• TEXTO PROPORCIONADO
++++++++++++++++++++

Al cierre de la obra teatral de Ibsen (el noruego, no el paisano de apellido Martínez) Un enemigo del pueblo, el protagonista sentencia que “el hombre más libre es el que está más solo”. Si, siguiendo la célebre terminología de Isaiah Berlin, entendemos la libertad en sentido “positivo”, el uso de los medios del poder es una expresión de libertad. Ergo, el todopoderoso es la persona más libre que hay… Y también la más solitaria. Pero la libertad es realmente “negativa”. Es la ausencia de coerción para que cada individuo actúe como le plazca. La libertad plena del todopoderoso es entonces la conculcación de la libertad de los demás, mediante su poder absoluto.

Pasemos ahora a la libertad de los desprovistos de poder, mucho menos explorada. Lo que me puso a pensar en ella fue la magnífica película Yo y las bestias del director venezolano Nico Manzano, que tanto ha dado de qué hablar en los últimos meses. Me valdré de su trama para ilustrar la abstracción que me interesa (alerta de spoiler, y me permito exhortarlos encarecidamente a que, si no la han visto y perderían el interés por saber el final, paren de leer ya mismo y dejen este artículo para otro día, porque el filme no tiene desperdicio).

Vídeo: Yo y Las Bestias (2023) – Tráiler oficial en español – Próximo Estreno | CineCorto Trailers

Advierto que, por ser una película muy poco convencional, hay muchas formas distintas de interpretarla. Para mí, como la novela de García Márquez, es una metáfora de la soledad. Pero de la soledad de los sin poder. De las víctimas del poder que confisca la libertad del ciudadano común.

++++++++++++++++++++

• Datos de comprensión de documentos
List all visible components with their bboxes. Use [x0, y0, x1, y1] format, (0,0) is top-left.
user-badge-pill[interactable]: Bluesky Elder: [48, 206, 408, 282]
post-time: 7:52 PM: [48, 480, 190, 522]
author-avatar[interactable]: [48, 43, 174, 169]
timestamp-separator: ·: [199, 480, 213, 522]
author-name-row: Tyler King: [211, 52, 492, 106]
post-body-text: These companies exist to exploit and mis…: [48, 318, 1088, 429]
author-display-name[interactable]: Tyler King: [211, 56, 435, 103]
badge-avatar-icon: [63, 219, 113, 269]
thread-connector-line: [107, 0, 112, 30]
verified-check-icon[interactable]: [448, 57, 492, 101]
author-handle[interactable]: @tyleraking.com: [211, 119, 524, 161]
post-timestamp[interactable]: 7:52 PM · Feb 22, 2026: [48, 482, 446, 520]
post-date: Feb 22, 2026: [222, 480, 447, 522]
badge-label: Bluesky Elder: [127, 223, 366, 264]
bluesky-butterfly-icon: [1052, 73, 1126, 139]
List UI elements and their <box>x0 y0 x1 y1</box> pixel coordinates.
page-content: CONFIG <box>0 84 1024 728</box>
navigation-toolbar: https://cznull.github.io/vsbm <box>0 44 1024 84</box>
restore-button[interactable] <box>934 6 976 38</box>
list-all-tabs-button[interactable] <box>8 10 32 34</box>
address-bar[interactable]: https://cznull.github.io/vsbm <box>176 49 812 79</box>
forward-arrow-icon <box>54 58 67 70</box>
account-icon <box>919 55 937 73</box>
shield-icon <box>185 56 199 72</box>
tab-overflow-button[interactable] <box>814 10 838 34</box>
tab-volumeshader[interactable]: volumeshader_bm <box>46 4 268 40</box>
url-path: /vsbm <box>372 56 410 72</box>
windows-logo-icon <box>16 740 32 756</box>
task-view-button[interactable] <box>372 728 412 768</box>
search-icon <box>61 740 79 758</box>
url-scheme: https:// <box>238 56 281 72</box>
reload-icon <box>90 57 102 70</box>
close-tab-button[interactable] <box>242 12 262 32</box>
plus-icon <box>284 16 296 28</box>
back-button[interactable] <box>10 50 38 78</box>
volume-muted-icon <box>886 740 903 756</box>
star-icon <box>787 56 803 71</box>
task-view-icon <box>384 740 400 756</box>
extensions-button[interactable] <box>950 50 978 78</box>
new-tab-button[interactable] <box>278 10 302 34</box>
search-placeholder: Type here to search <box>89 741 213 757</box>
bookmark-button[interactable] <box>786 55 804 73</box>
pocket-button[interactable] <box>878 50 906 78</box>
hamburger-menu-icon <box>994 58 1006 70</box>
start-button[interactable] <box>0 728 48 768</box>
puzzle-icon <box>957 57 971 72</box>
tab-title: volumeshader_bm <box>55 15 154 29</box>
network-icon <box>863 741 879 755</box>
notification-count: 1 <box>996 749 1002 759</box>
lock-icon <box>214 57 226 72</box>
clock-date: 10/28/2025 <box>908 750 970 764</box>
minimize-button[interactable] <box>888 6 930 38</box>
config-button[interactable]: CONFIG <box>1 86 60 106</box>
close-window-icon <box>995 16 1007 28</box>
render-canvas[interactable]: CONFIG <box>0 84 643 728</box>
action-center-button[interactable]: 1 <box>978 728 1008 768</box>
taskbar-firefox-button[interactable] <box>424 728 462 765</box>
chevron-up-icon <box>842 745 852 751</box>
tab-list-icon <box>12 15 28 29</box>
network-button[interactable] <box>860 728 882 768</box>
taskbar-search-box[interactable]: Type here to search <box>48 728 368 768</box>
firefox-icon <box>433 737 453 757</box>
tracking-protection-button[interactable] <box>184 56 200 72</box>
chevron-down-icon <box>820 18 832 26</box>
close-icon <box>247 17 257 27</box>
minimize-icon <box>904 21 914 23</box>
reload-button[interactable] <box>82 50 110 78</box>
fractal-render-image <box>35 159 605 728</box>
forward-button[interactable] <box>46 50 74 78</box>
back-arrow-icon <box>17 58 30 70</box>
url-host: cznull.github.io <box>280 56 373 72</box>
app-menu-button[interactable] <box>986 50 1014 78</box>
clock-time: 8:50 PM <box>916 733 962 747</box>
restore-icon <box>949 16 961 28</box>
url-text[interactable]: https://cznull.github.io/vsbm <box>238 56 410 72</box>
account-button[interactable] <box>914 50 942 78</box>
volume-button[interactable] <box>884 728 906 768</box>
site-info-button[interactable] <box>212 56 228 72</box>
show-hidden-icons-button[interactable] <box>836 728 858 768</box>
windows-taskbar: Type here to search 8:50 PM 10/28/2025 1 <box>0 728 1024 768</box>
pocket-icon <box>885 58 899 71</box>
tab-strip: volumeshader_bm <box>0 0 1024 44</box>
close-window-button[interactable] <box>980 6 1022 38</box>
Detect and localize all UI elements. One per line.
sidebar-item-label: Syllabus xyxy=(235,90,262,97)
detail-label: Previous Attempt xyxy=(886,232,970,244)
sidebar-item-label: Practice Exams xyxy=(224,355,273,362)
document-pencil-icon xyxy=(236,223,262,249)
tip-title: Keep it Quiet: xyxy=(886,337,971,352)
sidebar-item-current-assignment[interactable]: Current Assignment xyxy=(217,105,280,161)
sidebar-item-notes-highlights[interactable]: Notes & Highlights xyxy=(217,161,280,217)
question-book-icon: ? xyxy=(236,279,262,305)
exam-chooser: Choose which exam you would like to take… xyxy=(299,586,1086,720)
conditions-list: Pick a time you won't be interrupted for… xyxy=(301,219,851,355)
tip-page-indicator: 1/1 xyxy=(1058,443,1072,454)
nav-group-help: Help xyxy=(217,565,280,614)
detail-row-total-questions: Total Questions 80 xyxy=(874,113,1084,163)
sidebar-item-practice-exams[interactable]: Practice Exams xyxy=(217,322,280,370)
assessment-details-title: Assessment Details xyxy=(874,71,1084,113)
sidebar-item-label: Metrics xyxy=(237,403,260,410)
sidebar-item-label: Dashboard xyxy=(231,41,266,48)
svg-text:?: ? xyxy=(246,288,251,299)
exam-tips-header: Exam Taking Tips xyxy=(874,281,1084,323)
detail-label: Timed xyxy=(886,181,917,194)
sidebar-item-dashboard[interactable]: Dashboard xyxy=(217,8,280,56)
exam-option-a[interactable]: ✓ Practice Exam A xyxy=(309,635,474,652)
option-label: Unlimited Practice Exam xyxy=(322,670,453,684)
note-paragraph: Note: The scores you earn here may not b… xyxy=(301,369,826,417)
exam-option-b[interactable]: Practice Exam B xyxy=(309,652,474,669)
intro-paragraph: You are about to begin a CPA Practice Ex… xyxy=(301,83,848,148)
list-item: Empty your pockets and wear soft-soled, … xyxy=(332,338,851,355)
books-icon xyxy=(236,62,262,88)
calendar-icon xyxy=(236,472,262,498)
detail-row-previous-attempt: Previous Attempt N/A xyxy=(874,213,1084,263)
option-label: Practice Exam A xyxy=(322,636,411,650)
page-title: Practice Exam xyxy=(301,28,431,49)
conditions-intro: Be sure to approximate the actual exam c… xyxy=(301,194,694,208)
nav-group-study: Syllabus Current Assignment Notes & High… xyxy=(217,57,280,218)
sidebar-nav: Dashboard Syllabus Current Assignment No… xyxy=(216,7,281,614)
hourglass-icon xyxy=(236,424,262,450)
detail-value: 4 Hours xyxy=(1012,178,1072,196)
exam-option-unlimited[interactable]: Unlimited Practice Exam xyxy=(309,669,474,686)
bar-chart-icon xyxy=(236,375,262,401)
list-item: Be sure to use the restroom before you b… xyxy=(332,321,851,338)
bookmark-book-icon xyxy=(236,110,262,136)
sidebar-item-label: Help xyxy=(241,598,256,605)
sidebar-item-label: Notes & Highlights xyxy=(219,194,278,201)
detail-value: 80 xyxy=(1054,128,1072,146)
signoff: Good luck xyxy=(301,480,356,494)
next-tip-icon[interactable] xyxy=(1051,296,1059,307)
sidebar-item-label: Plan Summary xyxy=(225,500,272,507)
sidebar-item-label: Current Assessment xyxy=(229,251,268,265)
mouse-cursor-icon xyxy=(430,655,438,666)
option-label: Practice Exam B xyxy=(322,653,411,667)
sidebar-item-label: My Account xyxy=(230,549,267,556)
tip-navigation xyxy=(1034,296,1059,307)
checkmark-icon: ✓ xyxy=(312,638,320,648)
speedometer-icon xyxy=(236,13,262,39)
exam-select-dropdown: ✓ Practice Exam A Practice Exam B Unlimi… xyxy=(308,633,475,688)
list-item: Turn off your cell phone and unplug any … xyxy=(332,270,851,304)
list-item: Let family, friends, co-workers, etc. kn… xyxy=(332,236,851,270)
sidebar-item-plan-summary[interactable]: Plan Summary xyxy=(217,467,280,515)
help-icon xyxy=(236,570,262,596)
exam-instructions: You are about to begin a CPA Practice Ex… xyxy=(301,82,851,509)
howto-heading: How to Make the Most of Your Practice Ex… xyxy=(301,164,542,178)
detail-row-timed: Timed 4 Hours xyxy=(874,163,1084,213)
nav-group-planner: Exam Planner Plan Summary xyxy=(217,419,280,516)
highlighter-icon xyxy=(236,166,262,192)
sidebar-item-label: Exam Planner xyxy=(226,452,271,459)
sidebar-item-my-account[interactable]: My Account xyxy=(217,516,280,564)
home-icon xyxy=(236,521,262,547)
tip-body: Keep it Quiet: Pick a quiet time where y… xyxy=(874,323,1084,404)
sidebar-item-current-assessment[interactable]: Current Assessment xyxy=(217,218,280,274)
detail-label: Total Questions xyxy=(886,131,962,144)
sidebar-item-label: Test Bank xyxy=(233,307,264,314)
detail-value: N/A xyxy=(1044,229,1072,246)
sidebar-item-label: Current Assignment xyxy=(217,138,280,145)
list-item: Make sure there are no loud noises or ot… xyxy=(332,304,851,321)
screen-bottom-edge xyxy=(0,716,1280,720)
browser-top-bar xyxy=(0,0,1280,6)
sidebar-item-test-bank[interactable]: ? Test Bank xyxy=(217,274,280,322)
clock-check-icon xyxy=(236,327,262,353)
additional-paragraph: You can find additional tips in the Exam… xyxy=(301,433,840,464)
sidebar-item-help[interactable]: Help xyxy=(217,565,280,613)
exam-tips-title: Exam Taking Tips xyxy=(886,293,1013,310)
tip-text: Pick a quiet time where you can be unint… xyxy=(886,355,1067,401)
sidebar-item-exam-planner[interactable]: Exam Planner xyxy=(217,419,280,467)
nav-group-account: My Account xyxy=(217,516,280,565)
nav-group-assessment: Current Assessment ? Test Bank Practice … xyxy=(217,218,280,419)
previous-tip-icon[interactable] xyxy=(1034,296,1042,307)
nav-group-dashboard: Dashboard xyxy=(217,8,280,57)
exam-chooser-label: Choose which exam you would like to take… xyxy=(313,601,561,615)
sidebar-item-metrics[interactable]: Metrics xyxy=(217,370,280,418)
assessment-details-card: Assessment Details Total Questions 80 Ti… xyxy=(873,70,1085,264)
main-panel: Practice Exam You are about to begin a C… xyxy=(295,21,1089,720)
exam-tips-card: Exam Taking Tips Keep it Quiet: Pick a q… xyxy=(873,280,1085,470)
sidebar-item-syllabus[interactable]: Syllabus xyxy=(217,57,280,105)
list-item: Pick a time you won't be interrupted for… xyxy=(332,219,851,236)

++++++++++++++++++++

• TAREA ASIGNADA
Responda brevemente, a partir del texto sobre la libertad y la soledad:
(a) ¿Qué sentencia el protagonista de Un enemigo del pueblo al cierre de la obra?
(b) ¿Quién dirigió la película Yo y las bestias y de qué nacionalidad es?
(c) Para quien escribe el texto, ¿de qué es metáfora esa película?

• SU SOLUCIÓN
(a) Que "el hombre más libre es el que está más solo".
(b) La dirigió Nico Manzano, director venezolano.
(c) De la soledad, en concreto de la soledad de los sin poder.